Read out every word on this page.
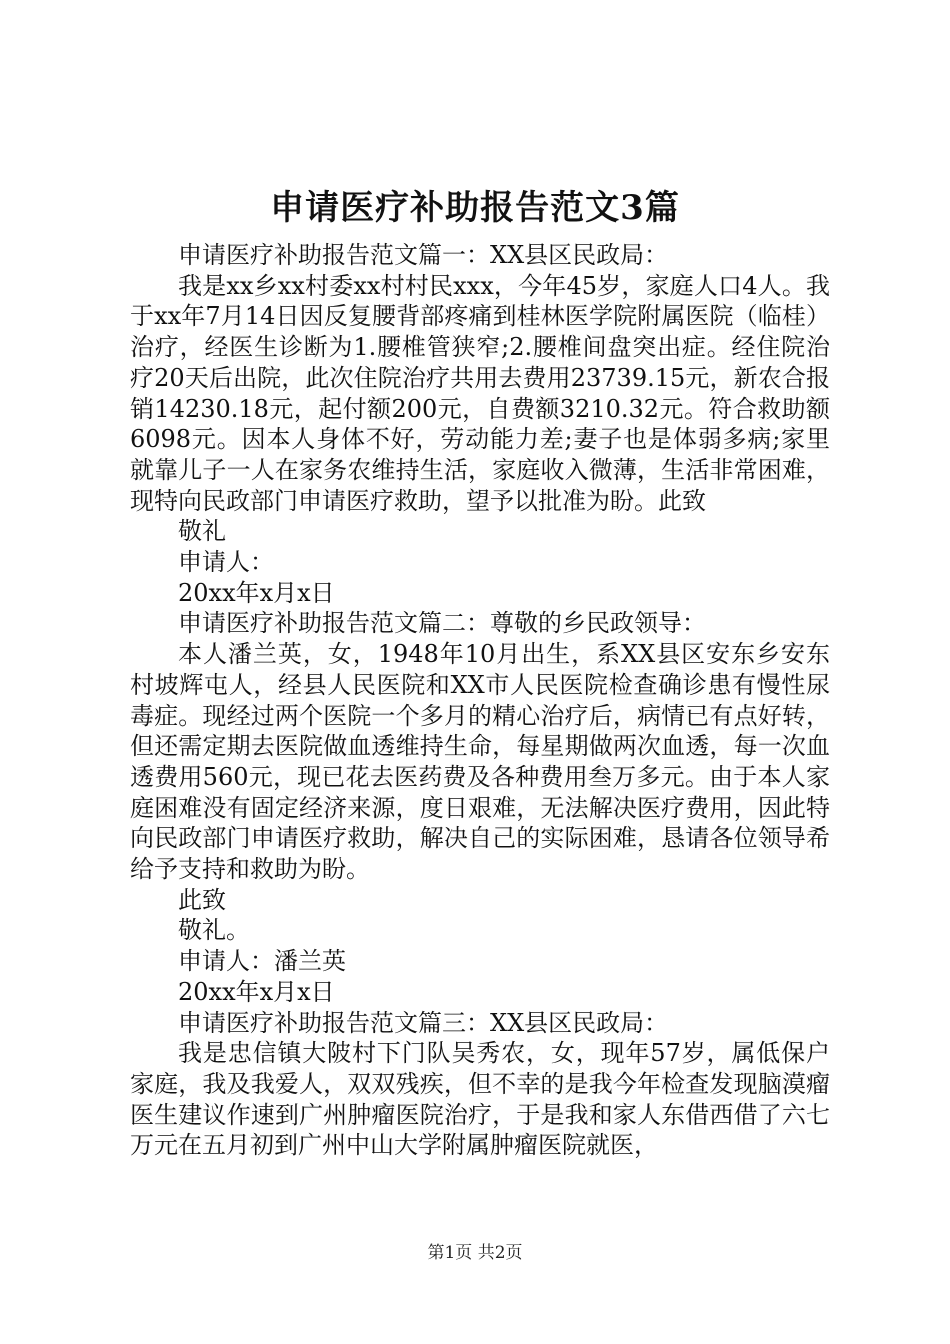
申请医疗补助报告范文3篇

申请医疗补助报告范文篇一：XX县区民政局：

我是xx乡xx村委xx村村民xxx，今年45岁，家庭人口4人。我于xx年7月14日因反复腰背部疼痛到桂林医学院附属医院（临桂）治疗，经医生诊断为1.腰椎管狭窄;2.腰椎间盘突出症。经住院治疗20天后出院，此次住院治疗共用去费用23739.15元，新农合报销14230.18元，起付额200元，自费额3210.32元。符合救助额6098元。因本人身体不好，劳动能力差;妻子也是体弱多病;家里就靠儿子一人在家务农维持生活，家庭收入微薄，生活非常困难，现特向民政部门申请医疗救助，望予以批准为盼。此致

敬礼

申请人：

20xx年x月x日

申请医疗补助报告范文篇二：尊敬的乡民政领导：

本人潘兰英，女，1948年10月出生，系XX县区安东乡安东村坡辉屯人，经县人民医院和XX市人民医院检查确诊患有慢性尿毒症。现经过两个医院一个多月的精心治疗后，病情已有点好转，但还需定期去医院做血透维持生命，每星期做两次血透，每一次血透费用560元，现已花去医药费及各种费用叁万多元。由于本人家庭困难没有固定经济来源，度日艰难，无法解决医疗费用，因此特向民政部门申请医疗救助，解决自己的实际困难，恳请各位领导希给予支持和救助为盼。

此致

敬礼。

申请人：潘兰英

20xx年x月x日

申请医疗补助报告范文篇三：XX县区民政局：

我是忠信镇大陂村下门队吴秀农，女，现年57岁，属低保户家庭，我及我爱人，双双残疾，但不幸的是我今年检查发现脑漠瘤医生建议作速到广州肿瘤医院治疗，于是我和家人东借西借了六七万元在五月初到广州中山大学附属肿瘤医院就医，

第1页 共2页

□ □ □ □

■ What you need to do
From the data, collect all lines where the string "XX县区民政局" appears.

■ Answer to this problem
申请医疗补助报告范文篇一：XX县区民政局：
申请医疗补助报告范文篇三：XX县区民政局：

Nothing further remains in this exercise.